_WORK TO BE COMPLETED_
Write out the records again, exactly, leaving none out.
# START OF INFORMATION SHOWN
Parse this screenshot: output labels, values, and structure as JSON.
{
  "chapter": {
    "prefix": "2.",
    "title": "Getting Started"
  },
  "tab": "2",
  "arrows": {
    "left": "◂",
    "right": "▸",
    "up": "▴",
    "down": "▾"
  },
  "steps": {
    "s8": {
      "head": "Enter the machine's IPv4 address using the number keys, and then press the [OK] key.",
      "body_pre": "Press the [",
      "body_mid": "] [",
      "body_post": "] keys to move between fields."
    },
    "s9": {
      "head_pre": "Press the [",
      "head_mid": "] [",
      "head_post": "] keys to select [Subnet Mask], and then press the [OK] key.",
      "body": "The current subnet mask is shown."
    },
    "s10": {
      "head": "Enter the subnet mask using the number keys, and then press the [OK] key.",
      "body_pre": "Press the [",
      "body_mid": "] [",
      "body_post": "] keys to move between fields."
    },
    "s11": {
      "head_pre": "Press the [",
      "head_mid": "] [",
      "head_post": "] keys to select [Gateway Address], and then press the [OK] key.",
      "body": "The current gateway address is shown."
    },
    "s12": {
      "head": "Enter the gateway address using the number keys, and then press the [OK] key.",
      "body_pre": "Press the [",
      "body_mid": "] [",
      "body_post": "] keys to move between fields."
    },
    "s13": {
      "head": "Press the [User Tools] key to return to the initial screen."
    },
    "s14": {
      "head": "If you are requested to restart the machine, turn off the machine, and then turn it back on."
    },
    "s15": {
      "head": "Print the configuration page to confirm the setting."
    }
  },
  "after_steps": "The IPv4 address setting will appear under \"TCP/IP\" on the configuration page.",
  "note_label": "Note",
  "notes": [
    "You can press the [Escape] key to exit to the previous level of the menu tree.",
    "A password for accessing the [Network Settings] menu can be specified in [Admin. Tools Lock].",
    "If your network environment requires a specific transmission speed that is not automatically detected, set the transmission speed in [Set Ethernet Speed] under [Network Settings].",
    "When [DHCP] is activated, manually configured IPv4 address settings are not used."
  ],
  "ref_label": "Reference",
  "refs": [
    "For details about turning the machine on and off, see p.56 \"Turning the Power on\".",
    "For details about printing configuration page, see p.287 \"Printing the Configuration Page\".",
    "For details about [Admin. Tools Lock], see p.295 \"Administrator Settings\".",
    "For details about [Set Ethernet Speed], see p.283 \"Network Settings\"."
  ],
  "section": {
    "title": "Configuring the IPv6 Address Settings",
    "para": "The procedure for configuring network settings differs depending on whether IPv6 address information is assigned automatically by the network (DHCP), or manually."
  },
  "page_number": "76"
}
# END OF INFORMATION SHOWN
_SOLUTION TO THIS TASK_
Parse this screenshot: output labels, values, and structure as JSON.
{
  "chapter": {
    "prefix": "2.",
    "title": "Getting Started"
  },
  "tab": "2",
  "arrows": {
    "left": "◂",
    "right": "▸",
    "up": "▴",
    "down": "▾"
  },
  "steps": {
    "s8": {
      "head": "Enter the machine's IPv4 address using the number keys, and then press the [OK] key.",
      "body_pre": "Press the [",
      "body_mid": "] [",
      "body_post": "] keys to move between fields."
    },
    "s9": {
      "head_pre": "Press the [",
      "head_mid": "] [",
      "head_post": "] keys to select [Subnet Mask], and then press the [OK] key.",
      "body": "The current subnet mask is shown."
    },
    "s10": {
      "head": "Enter the subnet mask using the number keys, and then press the [OK] key.",
      "body_pre": "Press the [",
      "body_mid": "] [",
      "body_post": "] keys to move between fields."
    },
    "s11": {
      "head_pre": "Press the [",
      "head_mid": "] [",
      "head_post": "] keys to select [Gateway Address], and then press the [OK] key.",
      "body": "The current gateway address is shown."
    },
    "s12": {
      "head": "Enter the gateway address using the number keys, and then press the [OK] key.",
      "body_pre": "Press the [",
      "body_mid": "] [",
      "body_post": "] keys to move between fields."
    },
    "s13": {
      "head": "Press the [User Tools] key to return to the initial screen."
    },
    "s14": {
      "head": "If you are requested to restart the machine, turn off the machine, and then turn it back on."
    },
    "s15": {
      "head": "Print the configuration page to confirm the setting."
    }
  },
  "after_steps": "The IPv4 address setting will appear under \"TCP/IP\" on the configuration page.",
  "note_label": "Note",
  "notes": [
    "You can press the [Escape] key to exit to the previous level of the menu tree.",
    "A password for accessing the [Network Settings] menu can be specified in [Admin. Tools Lock].",
    "If your network environment requires a specific transmission speed that is not automatically detected, set the transmission speed in [Set Ethernet Speed] under [Network Settings].",
    "When [DHCP] is activated, manually configured IPv4 address settings are not used."
  ],
  "ref_label": "Reference",
  "refs": [
    "For details about turning the machine on and off, see p.56 \"Turning the Power on\".",
    "For details about printing configuration page, see p.287 \"Printing the Configuration Page\".",
    "For details about [Admin. Tools Lock], see p.295 \"Administrator Settings\".",
    "For details about [Set Ethernet Speed], see p.283 \"Network Settings\"."
  ],
  "section": {
    "title": "Configuring the IPv6 Address Settings",
    "para": "The procedure for configuring network settings differs depending on whether IPv6 address information is assigned automatically by the network (DHCP), or manually."
  },
  "page_number": "76"
}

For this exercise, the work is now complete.